> _PROMPT_
Keep only the lines where "Battery" appears.

> _PROVIDED ENTRIES_
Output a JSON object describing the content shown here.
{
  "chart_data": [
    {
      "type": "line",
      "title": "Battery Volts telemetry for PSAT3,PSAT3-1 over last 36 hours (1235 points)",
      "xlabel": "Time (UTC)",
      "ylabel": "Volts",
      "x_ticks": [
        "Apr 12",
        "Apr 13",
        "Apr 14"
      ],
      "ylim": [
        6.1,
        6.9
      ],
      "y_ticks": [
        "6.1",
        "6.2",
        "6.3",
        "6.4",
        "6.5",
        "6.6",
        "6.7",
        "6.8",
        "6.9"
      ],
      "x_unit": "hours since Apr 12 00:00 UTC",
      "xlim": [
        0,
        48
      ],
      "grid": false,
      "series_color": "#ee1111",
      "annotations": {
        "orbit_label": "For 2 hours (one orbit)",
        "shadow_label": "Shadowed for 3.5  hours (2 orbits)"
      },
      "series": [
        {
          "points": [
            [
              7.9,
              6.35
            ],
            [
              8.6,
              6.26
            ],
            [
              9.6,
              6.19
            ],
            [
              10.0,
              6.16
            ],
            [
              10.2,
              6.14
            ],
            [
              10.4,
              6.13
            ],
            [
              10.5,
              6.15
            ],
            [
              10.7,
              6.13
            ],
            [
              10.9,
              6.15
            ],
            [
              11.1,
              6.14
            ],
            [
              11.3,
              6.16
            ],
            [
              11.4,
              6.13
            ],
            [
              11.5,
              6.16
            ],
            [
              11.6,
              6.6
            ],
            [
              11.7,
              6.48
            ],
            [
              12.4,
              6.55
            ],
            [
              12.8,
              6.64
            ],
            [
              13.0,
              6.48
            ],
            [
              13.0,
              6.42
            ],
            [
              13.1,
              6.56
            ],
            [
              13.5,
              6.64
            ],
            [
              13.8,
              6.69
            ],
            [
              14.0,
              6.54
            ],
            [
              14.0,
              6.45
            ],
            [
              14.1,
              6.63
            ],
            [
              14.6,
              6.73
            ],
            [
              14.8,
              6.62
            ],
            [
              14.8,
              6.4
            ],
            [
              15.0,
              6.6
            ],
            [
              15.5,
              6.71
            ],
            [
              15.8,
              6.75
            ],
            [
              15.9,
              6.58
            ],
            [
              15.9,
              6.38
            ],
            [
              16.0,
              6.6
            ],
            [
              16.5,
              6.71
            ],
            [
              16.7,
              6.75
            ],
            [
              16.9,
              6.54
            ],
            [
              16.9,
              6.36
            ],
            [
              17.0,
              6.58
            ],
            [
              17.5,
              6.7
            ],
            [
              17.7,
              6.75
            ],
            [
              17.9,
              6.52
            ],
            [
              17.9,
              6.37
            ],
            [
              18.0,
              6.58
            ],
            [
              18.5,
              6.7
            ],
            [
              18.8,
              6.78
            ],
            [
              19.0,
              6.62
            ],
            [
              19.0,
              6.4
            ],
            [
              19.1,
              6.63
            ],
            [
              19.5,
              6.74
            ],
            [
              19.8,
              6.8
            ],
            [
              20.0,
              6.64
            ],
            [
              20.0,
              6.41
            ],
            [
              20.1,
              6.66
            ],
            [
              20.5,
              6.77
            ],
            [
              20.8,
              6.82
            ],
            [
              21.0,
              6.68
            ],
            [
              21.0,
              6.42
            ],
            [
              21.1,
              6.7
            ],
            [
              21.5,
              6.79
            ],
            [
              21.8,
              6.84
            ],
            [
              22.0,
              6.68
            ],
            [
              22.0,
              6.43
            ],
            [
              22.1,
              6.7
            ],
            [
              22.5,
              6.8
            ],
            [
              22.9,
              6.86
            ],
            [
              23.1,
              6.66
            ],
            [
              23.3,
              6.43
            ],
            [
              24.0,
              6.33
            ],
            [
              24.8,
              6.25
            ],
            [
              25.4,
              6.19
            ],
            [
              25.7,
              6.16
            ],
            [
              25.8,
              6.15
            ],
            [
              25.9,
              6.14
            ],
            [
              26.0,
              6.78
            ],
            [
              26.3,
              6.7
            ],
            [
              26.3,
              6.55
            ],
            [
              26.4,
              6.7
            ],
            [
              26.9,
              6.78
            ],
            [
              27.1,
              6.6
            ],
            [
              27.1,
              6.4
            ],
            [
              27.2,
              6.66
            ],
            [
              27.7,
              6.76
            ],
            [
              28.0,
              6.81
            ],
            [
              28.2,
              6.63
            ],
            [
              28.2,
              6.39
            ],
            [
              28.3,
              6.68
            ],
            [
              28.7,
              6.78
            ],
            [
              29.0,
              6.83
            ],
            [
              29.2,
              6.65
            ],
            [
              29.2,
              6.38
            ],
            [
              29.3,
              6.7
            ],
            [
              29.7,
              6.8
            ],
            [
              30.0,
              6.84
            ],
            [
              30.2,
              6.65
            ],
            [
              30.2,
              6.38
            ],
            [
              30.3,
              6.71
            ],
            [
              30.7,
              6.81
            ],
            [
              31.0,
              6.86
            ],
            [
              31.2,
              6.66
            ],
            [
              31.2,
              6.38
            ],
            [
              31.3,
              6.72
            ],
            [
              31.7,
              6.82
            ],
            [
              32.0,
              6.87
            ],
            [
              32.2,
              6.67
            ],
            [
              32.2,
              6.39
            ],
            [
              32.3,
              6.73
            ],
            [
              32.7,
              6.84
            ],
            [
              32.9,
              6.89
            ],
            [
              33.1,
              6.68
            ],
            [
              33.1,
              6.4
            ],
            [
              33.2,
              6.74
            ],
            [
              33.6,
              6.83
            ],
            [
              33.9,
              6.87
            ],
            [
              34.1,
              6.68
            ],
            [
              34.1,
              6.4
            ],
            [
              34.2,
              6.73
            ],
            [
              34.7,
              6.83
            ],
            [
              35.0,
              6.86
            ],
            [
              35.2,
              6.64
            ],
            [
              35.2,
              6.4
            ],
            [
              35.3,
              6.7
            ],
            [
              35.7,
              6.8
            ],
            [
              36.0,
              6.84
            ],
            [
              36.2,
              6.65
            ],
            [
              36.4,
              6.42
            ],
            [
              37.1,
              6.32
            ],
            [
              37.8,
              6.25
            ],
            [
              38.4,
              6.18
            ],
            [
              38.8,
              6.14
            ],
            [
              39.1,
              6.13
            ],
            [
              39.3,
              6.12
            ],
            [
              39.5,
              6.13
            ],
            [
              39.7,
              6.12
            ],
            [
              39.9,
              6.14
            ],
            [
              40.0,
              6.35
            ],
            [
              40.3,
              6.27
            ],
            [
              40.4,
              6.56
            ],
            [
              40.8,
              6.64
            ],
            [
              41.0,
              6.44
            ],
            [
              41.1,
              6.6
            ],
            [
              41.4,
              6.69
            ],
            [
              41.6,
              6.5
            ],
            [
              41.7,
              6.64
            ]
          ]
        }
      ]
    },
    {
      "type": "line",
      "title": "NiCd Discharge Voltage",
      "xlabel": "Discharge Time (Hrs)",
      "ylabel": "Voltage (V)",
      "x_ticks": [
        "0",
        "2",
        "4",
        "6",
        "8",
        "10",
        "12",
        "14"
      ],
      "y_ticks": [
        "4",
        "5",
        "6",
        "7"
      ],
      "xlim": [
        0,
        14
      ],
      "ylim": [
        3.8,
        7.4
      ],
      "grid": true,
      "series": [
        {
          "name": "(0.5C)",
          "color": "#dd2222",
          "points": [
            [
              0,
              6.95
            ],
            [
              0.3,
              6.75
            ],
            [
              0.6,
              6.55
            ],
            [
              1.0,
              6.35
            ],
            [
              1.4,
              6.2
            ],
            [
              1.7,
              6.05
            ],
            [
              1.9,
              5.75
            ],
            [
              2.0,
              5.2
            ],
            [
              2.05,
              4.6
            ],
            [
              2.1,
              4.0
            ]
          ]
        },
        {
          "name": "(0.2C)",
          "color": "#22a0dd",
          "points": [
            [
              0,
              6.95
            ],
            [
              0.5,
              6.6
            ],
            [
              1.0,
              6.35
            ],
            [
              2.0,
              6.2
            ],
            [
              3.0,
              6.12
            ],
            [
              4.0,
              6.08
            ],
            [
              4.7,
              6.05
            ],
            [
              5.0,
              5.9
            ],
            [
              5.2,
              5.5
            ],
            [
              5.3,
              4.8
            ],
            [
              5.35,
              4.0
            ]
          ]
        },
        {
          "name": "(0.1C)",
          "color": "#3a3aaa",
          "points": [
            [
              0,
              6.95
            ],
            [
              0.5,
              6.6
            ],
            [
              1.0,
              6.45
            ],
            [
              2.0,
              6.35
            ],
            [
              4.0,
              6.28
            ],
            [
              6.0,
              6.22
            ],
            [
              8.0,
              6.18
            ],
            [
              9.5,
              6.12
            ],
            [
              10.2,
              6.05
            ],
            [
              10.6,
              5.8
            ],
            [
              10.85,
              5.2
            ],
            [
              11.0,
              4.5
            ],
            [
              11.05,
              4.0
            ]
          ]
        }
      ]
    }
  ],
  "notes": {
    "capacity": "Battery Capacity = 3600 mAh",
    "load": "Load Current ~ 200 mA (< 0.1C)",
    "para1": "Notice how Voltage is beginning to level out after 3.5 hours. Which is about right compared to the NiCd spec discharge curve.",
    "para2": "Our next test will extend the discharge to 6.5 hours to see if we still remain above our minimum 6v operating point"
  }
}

> _COMPLETED TASK_
      "title": "Battery Volts telemetry for PSAT3,PSAT3-1 over last 36 hours (1235 points)",
    "capacity": "Battery Capacity = 3600 mAh",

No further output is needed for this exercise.